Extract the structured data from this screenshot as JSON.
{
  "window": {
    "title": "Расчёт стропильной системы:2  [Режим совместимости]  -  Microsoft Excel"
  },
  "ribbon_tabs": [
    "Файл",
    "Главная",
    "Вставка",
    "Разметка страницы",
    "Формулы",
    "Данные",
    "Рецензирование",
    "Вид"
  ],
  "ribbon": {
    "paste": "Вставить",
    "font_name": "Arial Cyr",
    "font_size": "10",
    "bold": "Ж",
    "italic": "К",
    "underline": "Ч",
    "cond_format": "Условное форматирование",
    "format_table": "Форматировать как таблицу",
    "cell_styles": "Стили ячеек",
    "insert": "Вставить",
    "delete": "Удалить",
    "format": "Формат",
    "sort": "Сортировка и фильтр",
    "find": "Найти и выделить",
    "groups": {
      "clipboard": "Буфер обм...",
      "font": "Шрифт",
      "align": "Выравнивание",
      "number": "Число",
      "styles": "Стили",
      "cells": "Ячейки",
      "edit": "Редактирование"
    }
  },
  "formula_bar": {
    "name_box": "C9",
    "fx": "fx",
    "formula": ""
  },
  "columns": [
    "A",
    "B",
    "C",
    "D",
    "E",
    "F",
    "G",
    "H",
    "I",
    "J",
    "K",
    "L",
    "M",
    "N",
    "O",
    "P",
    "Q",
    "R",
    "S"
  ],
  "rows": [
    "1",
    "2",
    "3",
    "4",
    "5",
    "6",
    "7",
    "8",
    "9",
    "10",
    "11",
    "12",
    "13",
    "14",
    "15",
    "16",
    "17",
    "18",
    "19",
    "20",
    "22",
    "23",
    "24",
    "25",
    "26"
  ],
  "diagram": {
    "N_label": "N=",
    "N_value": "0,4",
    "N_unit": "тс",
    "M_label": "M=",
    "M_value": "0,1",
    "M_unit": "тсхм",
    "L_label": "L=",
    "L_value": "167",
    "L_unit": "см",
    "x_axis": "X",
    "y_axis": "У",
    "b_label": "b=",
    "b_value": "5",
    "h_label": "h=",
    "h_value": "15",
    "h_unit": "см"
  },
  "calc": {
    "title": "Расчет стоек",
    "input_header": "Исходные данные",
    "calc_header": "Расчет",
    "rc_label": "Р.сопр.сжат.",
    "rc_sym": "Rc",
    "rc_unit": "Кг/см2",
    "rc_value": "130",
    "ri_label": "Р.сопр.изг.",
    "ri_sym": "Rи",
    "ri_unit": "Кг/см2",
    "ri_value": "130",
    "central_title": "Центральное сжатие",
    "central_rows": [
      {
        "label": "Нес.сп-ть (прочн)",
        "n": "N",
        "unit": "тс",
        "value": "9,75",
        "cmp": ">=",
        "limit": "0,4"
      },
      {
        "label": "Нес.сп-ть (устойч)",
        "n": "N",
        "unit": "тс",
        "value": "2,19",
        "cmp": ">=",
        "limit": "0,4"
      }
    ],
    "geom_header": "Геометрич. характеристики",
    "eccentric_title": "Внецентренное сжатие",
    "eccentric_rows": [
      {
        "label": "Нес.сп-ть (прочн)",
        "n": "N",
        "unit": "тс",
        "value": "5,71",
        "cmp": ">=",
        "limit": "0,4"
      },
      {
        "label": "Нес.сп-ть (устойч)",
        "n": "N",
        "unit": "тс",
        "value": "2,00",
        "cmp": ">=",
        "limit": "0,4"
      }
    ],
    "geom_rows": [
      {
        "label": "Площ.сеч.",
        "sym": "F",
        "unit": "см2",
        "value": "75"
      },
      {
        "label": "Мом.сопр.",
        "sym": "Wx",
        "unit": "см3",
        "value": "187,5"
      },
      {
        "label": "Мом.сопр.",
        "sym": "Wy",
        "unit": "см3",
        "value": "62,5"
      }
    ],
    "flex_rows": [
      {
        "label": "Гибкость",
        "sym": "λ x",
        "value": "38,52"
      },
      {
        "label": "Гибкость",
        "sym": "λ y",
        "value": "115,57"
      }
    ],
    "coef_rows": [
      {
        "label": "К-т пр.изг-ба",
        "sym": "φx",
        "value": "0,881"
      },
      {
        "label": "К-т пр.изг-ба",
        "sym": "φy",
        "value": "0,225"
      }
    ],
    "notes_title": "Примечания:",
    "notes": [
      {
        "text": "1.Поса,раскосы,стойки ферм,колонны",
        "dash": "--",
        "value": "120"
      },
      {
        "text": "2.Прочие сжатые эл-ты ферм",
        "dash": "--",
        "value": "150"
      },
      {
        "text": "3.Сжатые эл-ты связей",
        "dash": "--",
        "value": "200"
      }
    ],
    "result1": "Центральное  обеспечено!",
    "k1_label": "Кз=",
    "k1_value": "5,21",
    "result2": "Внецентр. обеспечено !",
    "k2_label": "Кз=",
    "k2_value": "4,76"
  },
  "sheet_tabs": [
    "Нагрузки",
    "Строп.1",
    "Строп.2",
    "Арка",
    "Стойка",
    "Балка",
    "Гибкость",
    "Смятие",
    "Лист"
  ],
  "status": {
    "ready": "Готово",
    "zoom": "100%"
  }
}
------------
Report how many lines of the preceding records include "text". Output the number only.

- Exercise answer:
3